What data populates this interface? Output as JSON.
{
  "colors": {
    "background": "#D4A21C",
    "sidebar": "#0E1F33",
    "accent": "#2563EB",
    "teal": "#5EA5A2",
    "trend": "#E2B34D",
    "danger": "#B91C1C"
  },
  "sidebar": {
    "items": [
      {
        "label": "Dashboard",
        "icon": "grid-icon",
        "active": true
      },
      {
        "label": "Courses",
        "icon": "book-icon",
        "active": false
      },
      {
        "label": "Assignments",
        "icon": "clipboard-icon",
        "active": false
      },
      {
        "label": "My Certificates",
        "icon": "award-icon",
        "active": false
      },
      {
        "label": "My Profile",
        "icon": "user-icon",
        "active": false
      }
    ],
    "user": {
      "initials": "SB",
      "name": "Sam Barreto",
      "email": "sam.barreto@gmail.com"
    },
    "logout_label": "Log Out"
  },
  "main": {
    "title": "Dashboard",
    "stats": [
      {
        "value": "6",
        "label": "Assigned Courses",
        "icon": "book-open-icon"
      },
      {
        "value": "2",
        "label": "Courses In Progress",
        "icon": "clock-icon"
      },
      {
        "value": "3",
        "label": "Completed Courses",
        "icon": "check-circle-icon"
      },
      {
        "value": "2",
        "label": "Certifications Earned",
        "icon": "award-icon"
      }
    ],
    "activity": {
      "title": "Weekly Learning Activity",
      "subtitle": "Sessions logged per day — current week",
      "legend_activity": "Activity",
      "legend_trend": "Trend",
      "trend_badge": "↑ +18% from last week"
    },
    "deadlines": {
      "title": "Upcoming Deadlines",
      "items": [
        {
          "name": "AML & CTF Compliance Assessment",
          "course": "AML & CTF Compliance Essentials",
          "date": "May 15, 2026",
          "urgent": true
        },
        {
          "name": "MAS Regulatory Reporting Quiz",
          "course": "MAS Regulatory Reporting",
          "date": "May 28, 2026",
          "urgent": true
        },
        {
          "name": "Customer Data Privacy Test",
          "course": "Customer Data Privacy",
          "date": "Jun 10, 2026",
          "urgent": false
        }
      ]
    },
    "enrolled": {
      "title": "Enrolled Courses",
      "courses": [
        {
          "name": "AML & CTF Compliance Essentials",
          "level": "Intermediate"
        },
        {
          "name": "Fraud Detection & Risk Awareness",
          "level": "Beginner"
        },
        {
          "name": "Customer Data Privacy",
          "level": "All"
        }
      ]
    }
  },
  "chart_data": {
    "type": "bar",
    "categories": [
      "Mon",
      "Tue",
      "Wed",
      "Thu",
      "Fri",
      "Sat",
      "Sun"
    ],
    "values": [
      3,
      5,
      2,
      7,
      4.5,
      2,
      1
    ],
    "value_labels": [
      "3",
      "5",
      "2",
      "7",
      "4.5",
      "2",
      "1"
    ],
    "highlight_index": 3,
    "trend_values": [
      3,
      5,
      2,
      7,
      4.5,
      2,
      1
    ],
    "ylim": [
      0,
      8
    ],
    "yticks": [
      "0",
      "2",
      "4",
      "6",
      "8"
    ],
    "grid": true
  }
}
***
> **Exercise objective**: Copy every line of the records word for word.

> **Solution to this problem**:
What data populates this interface? Output as JSON.
{
  "colors": {
    "background": "#D4A21C",
    "sidebar": "#0E1F33",
    "accent": "#2563EB",
    "teal": "#5EA5A2",
    "trend": "#E2B34D",
    "danger": "#B91C1C"
  },
  "sidebar": {
    "items": [
      {
        "label": "Dashboard",
        "icon": "grid-icon",
        "active": true
      },
      {
        "label": "Courses",
        "icon": "book-icon",
        "active": false
      },
      {
        "label": "Assignments",
        "icon": "clipboard-icon",
        "active": false
      },
      {
        "label": "My Certificates",
        "icon": "award-icon",
        "active": false
      },
      {
        "label": "My Profile",
        "icon": "user-icon",
        "active": false
      }
    ],
    "user": {
      "initials": "SB",
      "name": "Sam Barreto",
      "email": "sam.barreto@gmail.com"
    },
    "logout_label": "Log Out"
  },
  "main": {
    "title": "Dashboard",
    "stats": [
      {
        "value": "6",
        "label": "Assigned Courses",
        "icon": "book-open-icon"
      },
      {
        "value": "2",
        "label": "Courses In Progress",
        "icon": "clock-icon"
      },
      {
        "value": "3",
        "label": "Completed Courses",
        "icon": "check-circle-icon"
      },
      {
        "value": "2",
        "label": "Certifications Earned",
        "icon": "award-icon"
      }
    ],
    "activity": {
      "title": "Weekly Learning Activity",
      "subtitle": "Sessions logged per day — current week",
      "legend_activity": "Activity",
      "legend_trend": "Trend",
      "trend_badge": "↑ +18% from last week"
    },
    "deadlines": {
      "title": "Upcoming Deadlines",
      "items": [
        {
          "name": "AML & CTF Compliance Assessment",
          "course": "AML & CTF Compliance Essentials",
          "date": "May 15, 2026",
          "urgent": true
        },
        {
          "name": "MAS Regulatory Reporting Quiz",
          "course": "MAS Regulatory Reporting",
          "date": "May 28, 2026",
          "urgent": true
        },
        {
          "name": "Customer Data Privacy Test",
          "course": "Customer Data Privacy",
          "date": "Jun 10, 2026",
          "urgent": false
        }
      ]
    },
    "enrolled": {
      "title": "Enrolled Courses",
      "courses": [
        {
          "name": "AML & CTF Compliance Essentials",
          "level": "Intermediate"
        },
        {
          "name": "Fraud Detection & Risk Awareness",
          "level": "Beginner"
        },
        {
          "name": "Customer Data Privacy",
          "level": "All"
        }
      ]
    }
  },
  "chart_data": {
    "type": "bar",
    "categories": [
      "Mon",
      "Tue",
      "Wed",
      "Thu",
      "Fri",
      "Sat",
      "Sun"
    ],
    "values": [
      3,
      5,
      2,
      7,
      4.5,
      2,
      1
    ],
    "value_labels": [
      "3",
      "5",
      "2",
      "7",
      "4.5",
      "2",
      "1"
    ],
    "highlight_index": 3,
    "trend_values": [
      3,
      5,
      2,
      7,
      4.5,
      2,
      1
    ],
    "ylim": [
      0,
      8
    ],
    "yticks": [
      "0",
      "2",
      "4",
      "6",
      "8"
    ],
    "grid": true
  }
}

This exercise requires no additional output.